DATASET RECORDS ::
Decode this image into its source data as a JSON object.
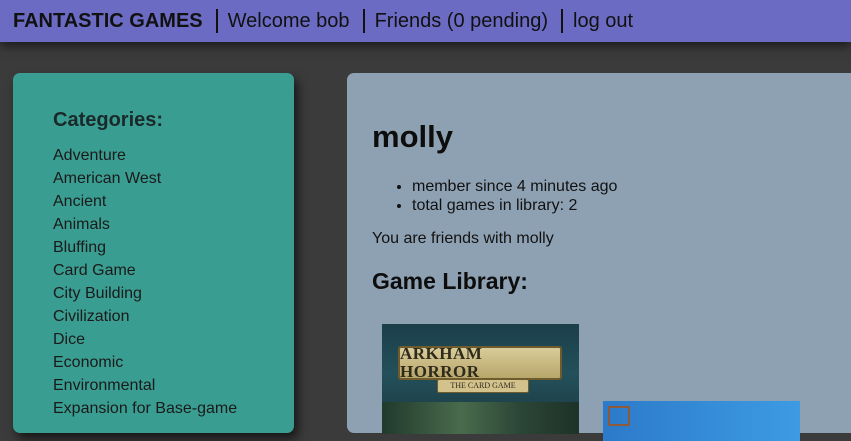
{
  "nav": {
    "brand": "FANTASTIC GAMES",
    "welcome": "Welcome bob",
    "friends": "Friends (0 pending)",
    "logout": "log out"
  },
  "sidebar": {
    "heading": "Categories:",
    "categories": [
      "Adventure",
      "American West",
      "Ancient",
      "Animals",
      "Bluffing",
      "Card Game",
      "City Building",
      "Civilization",
      "Dice",
      "Economic",
      "Environmental",
      "Expansion for Base-game"
    ]
  },
  "profile": {
    "username": "molly",
    "stats": [
      "member since 4 minutes ago",
      "total games in library: 2"
    ],
    "friend_status": "You are friends with molly",
    "library_title": "Game Library:",
    "games": [
      {
        "title": "ARKHAM HORROR",
        "subtitle": "THE CARD GAME"
      }
    ]
  },
  "colors": {
    "topbar": "#6c6bc4",
    "sidebar": "#3a9d91",
    "main_panel": "#8ea1b3",
    "page_background": "#3b3b3b"
  }
}
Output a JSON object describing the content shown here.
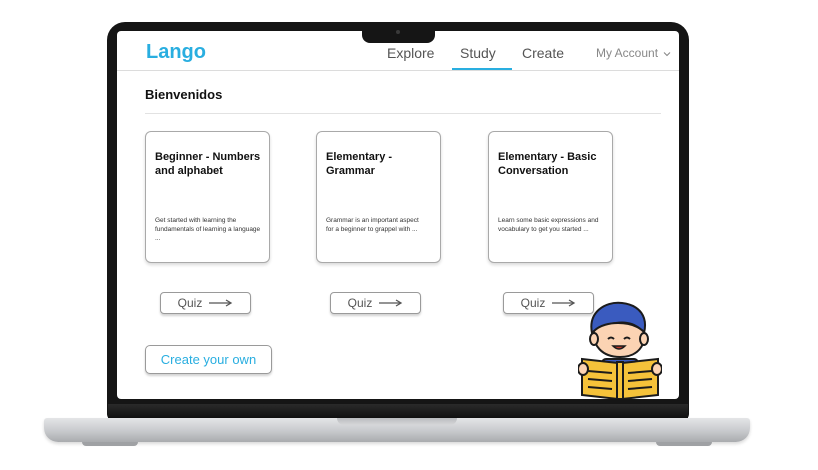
{
  "app": {
    "logo": "Lango"
  },
  "nav": {
    "items": [
      {
        "label": "Explore"
      },
      {
        "label": "Study",
        "active": true
      },
      {
        "label": "Create"
      }
    ],
    "account": {
      "label": "My Account",
      "icon": "chevron-down-icon"
    }
  },
  "page": {
    "title": "Bienvenidos"
  },
  "cards": [
    {
      "title": "Beginner - Numbers and alphabet",
      "description": "Get started with learning the fundamentals of learning a language ...",
      "quiz_label": "Quiz"
    },
    {
      "title": "Elementary - Grammar",
      "description": "Grammar is an important aspect for a beginner to grappel with ...",
      "quiz_label": "Quiz"
    },
    {
      "title": "Elementary - Basic Conversation",
      "description": "Learn some basic expressions and vocabulary to get you started ...",
      "quiz_label": "Quiz"
    }
  ],
  "actions": {
    "create_own": "Create your own"
  },
  "colors": {
    "accent": "#29aee0",
    "book": "#f5c23a",
    "hair": "#3a5bbf"
  },
  "icons": {
    "quiz_arrow": "arrow-right-icon",
    "illustration": "boy-reading-book-illustration"
  }
}
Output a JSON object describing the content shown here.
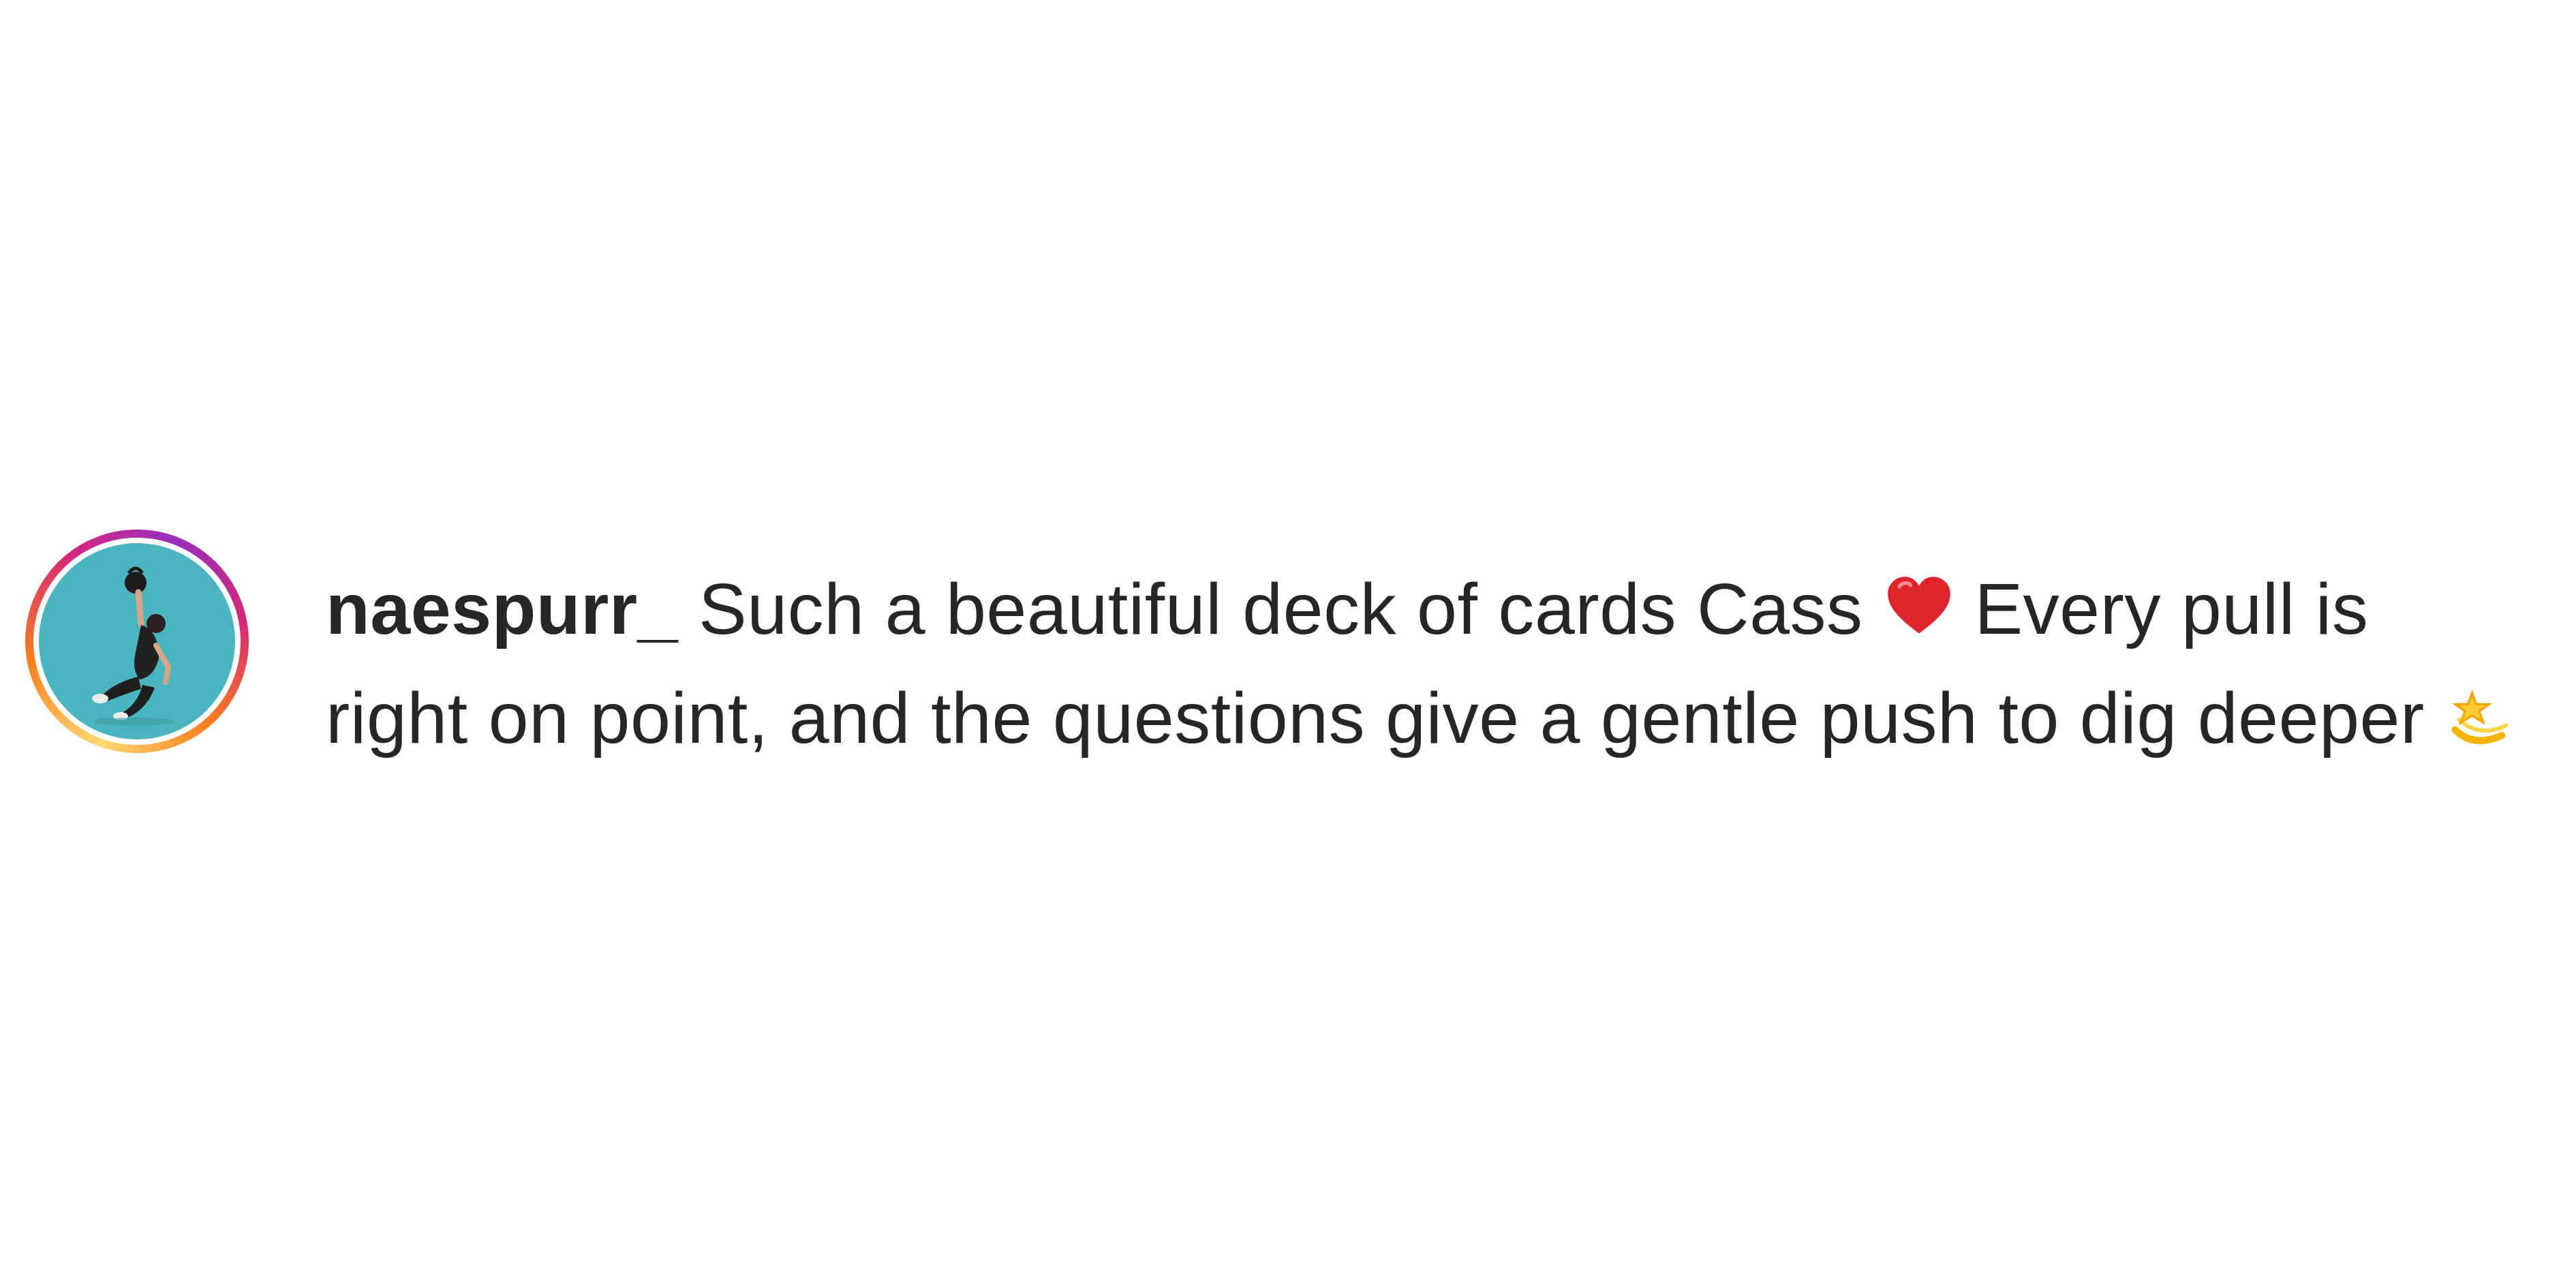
{
  "comment": {
    "username": "naespurr_",
    "text_part1": "Such a beautiful deck of cards Cass",
    "emoji_heart": "heart-icon",
    "text_part2": "Every pull is right on point, and the questions give a gentle push to dig deeper",
    "emoji_dizzy": "dizzy-star-icon"
  },
  "avatar": {
    "story_ring": true,
    "background_color": "#4bb5bf",
    "icon": "user-avatar-photo"
  },
  "colors": {
    "text": "#262626",
    "ring_gradient": [
      "#feda75",
      "#fa7e1e",
      "#d62976",
      "#962fbf"
    ],
    "heart": "#e0242c",
    "dizzy": "#f4b400"
  }
}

WRITTEN PROBLEM :: Set the data above down again exactly as given, with no pictures.

TASK RESPONSE ::
Decode this image into its source data as a JSON object.
{
  "nav": {
    "brand": "FANTASTIC GAMES",
    "welcome": "Welcome bob",
    "friends": "Friends (0 pending)",
    "logout": "log out"
  },
  "sidebar": {
    "heading": "Categories:",
    "categories": [
      "Adventure",
      "American West",
      "Ancient",
      "Animals",
      "Bluffing",
      "Card Game",
      "City Building",
      "Civilization",
      "Dice",
      "Economic",
      "Environmental",
      "Expansion for Base-game"
    ]
  },
  "profile": {
    "username": "molly",
    "stats": [
      "member since 4 minutes ago",
      "total games in library: 2"
    ],
    "friend_status": "You are friends with molly",
    "library_title": "Game Library:",
    "games": [
      {
        "title": "ARKHAM HORROR",
        "subtitle": "THE CARD GAME"
      }
    ]
  },
  "colors": {
    "topbar": "#6c6bc4",
    "sidebar": "#3a9d91",
    "main_panel": "#8ea1b3",
    "page_background": "#3b3b3b"
  }
}
Output a JSON object describing the content shown here.
{
  "app": {
    "logo": "Lango"
  },
  "nav": {
    "items": [
      {
        "label": "Explore"
      },
      {
        "label": "Study",
        "active": true
      },
      {
        "label": "Create"
      }
    ],
    "account": {
      "label": "My Account",
      "icon": "chevron-down-icon"
    }
  },
  "page": {
    "title": "Bienvenidos"
  },
  "cards": [
    {
      "title": "Beginner - Numbers and alphabet",
      "description": "Get started with learning the fundamentals of learning a language ...",
      "quiz_label": "Quiz"
    },
    {
      "title": "Elementary - Grammar",
      "description": "Grammar is an important aspect for a beginner to grappel with ...",
      "quiz_label": "Quiz"
    },
    {
      "title": "Elementary - Basic Conversation",
      "description": "Learn some basic expressions and vocabulary to get you started ...",
      "quiz_label": "Quiz"
    }
  ],
  "actions": {
    "create_own": "Create your own"
  },
  "colors": {
    "accent": "#29aee0",
    "book": "#f5c23a",
    "hair": "#3a5bbf"
  },
  "icons": {
    "quiz_arrow": "arrow-right-icon",
    "illustration": "boy-reading-book-illustration"
  }
}
Output a JSON object describing the content shown here.
{
  "comment": {
    "username": "naespurr_",
    "text_part1": "Such a beautiful deck of cards Cass",
    "emoji_heart": "heart-icon",
    "text_part2": "Every pull is right on point, and the questions give a gentle push to dig deeper",
    "emoji_dizzy": "dizzy-star-icon"
  },
  "avatar": {
    "story_ring": true,
    "background_color": "#4bb5bf",
    "icon": "user-avatar-photo"
  },
  "colors": {
    "text": "#262626",
    "ring_gradient": [
      "#feda75",
      "#fa7e1e",
      "#d62976",
      "#962fbf"
    ],
    "heart": "#e0242c",
    "dizzy": "#f4b400"
  }
}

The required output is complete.